SHORT PROBLEM => Convert the records below into a Markdown table with two columns, Row and Line, where Row numbers each record and Line holds its text, leaving out blank lines.

RECORDED DATA =>
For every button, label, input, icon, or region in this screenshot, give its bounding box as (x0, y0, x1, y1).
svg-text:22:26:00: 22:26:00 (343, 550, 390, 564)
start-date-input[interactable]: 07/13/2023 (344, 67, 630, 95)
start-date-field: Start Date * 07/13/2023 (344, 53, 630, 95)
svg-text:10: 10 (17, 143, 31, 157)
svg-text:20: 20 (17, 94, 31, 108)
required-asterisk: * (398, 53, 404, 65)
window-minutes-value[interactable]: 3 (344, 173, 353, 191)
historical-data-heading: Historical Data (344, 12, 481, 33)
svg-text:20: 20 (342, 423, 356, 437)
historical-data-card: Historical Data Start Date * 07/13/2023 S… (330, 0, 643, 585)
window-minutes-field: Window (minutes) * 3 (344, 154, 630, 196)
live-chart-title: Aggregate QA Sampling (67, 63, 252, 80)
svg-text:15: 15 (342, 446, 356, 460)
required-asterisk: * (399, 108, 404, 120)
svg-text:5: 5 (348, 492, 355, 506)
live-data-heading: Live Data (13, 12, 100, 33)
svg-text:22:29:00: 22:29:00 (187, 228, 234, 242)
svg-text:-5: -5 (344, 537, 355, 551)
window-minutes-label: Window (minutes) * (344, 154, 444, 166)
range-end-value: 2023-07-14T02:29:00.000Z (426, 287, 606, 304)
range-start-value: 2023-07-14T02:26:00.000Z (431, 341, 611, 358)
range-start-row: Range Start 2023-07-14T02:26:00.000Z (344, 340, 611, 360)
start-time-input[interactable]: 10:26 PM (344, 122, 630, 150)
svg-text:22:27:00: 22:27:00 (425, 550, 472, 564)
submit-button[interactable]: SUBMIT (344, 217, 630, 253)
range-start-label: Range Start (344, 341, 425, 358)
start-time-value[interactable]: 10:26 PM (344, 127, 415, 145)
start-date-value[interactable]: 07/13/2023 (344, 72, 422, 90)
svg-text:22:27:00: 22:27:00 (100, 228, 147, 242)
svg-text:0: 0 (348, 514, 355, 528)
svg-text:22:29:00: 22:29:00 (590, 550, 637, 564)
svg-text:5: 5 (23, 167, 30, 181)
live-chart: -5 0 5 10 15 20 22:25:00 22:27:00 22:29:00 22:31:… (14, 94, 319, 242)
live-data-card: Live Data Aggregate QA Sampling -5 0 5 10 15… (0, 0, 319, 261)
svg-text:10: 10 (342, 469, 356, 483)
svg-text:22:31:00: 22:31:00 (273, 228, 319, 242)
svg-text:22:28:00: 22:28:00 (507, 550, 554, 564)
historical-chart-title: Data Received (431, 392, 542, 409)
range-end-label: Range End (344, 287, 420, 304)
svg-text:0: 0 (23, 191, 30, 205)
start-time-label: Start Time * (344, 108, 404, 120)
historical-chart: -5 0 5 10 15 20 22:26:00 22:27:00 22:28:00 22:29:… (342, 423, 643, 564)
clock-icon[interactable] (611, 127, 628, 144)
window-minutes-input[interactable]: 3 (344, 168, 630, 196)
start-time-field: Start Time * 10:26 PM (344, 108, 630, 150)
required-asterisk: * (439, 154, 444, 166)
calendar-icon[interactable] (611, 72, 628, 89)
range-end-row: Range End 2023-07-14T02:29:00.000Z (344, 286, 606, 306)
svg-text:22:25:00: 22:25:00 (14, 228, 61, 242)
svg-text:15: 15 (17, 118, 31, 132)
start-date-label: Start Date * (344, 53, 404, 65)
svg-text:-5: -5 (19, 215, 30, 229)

RESPONSE TO THIS EXERCISE =>
| Row | Line |
|---|---|
| 1 | For every button, label, input, icon, or region in this screenshot, give its bounding box as (x0, y0, x1, y1). |
| 2 | svg-text:22:26:00: 22:26:00 (343, 550, 390, 564) |
| 3 | start-date-input[interactable]: 07/13/2023 (344, 67, 630, 95) |
| 4 | start-date-field: Start Date * 07/13/2023 (344, 53, 630, 95) |
| 5 | svg-text:10: 10 (17, 143, 31, 157) |
| 6 | svg-text:20: 20 (17, 94, 31, 108) |
| 7 | required-asterisk: * (398, 53, 404, 65) |
| 8 | window-minutes-value[interactable]: 3 (344, 173, 353, 191) |
| 9 | historical-data-heading: Historical Data (344, 12, 481, 33) |
| 10 | svg-text:20: 20 (342, 423, 356, 437) |
| 11 | historical-data-card: Historical Data Start Date * 07/13/2023 S… (330, 0, 643, 585) |
| 12 | window-minutes-field: Window (minutes) * 3 (344, 154, 630, 196) |
| 13 | live-chart-title: Aggregate QA Sampling (67, 63, 252, 80) |
| 14 | svg-text:15: 15 (342, 446, 356, 460) |
| 15 | required-asterisk: * (399, 108, 404, 120) |
| 16 | svg-text:5: 5 (348, 492, 355, 506) |
| 17 | live-data-heading: Live Data (13, 12, 100, 33) |
| 18 | svg-text:22:29:00: 22:29:00 (187, 228, 234, 242) |
| 19 | svg-text:-5: -5 (344, 537, 355, 551) |
| 20 | window-minutes-label: Window (minutes) * (344, 154, 444, 166) |
| 21 | range-end-value: 2023-07-14T02:29:00.000Z (426, 287, 606, 304) |
| 22 | range-start-value: 2023-07-14T02:26:00.000Z (431, 341, 611, 358) |
| 23 | range-start-row: Range Start 2023-07-14T02:26:00.000Z (344, 340, 611, 360) |
| 24 | start-time-input[interactable]: 10:26 PM (344, 122, 630, 150) |
| 25 | svg-text:22:27:00: 22:27:00 (425, 550, 472, 564) |
| 26 | submit-button[interactable]: SUBMIT (344, 217, 630, 253) |
| 27 | range-start-label: Range Start (344, 341, 425, 358) |
| 28 | start-time-value[interactable]: 10:26 PM (344, 127, 415, 145) |
| 29 | start-date-value[interactable]: 07/13/2023 (344, 72, 422, 90) |
| 30 | svg-text:22:27:00: 22:27:00 (100, 228, 147, 242) |
| 31 | svg-text:0: 0 (348, 514, 355, 528) |
| 32 | svg-text:22:29:00: 22:29:00 (590, 550, 637, 564) |
| 33 | svg-text:5: 5 (23, 167, 30, 181) |
| 34 | live-chart: -5 0 5 10 15 20 22:25:00 22:27:00 22:29:00 22:31:… (14, 94, 319, 242) |
| 35 | live-data-card: Live Data Aggregate QA Sampling -5 0 5 10 15… (0, 0, 319, 261) |
| 36 | svg-text:10: 10 (342, 469, 356, 483) |
| 37 | svg-text:22:31:00: 22:31:00 (273, 228, 319, 242) |
| 38 | svg-text:22:28:00: 22:28:00 (507, 550, 554, 564) |
| 39 | historical-chart-title: Data Received (431, 392, 542, 409) |
| 40 | range-end-label: Range End (344, 287, 420, 304) |
| 41 | svg-text:0: 0 (23, 191, 30, 205) |
| 42 | start-time-label: Start Time * (344, 108, 404, 120) |
| 43 | historical-chart: -5 0 5 10 15 20 22:26:00 22:27:00 22:28:00 22:29:… (342, 423, 643, 564) |
| 44 | clock-icon[interactable] (611, 127, 628, 144) |
| 45 | window-minutes-input[interactable]: 3 (344, 168, 630, 196) |
| 46 | start-time-field: Start Time * 10:26 PM (344, 108, 630, 150) |
| 47 | required-asterisk: * (439, 154, 444, 166) |
| 48 | calendar-icon[interactable] (611, 72, 628, 89) |
| 49 | range-end-row: Range End 2023-07-14T02:29:00.000Z (344, 286, 606, 306) |
| 50 | svg-text:22:25:00: 22:25:00 (14, 228, 61, 242) |
| 51 | svg-text:15: 15 (17, 118, 31, 132) |
| 52 | start-date-label: Start Date * (344, 53, 404, 65) |
| 53 | svg-text:-5: -5 (19, 215, 30, 229) |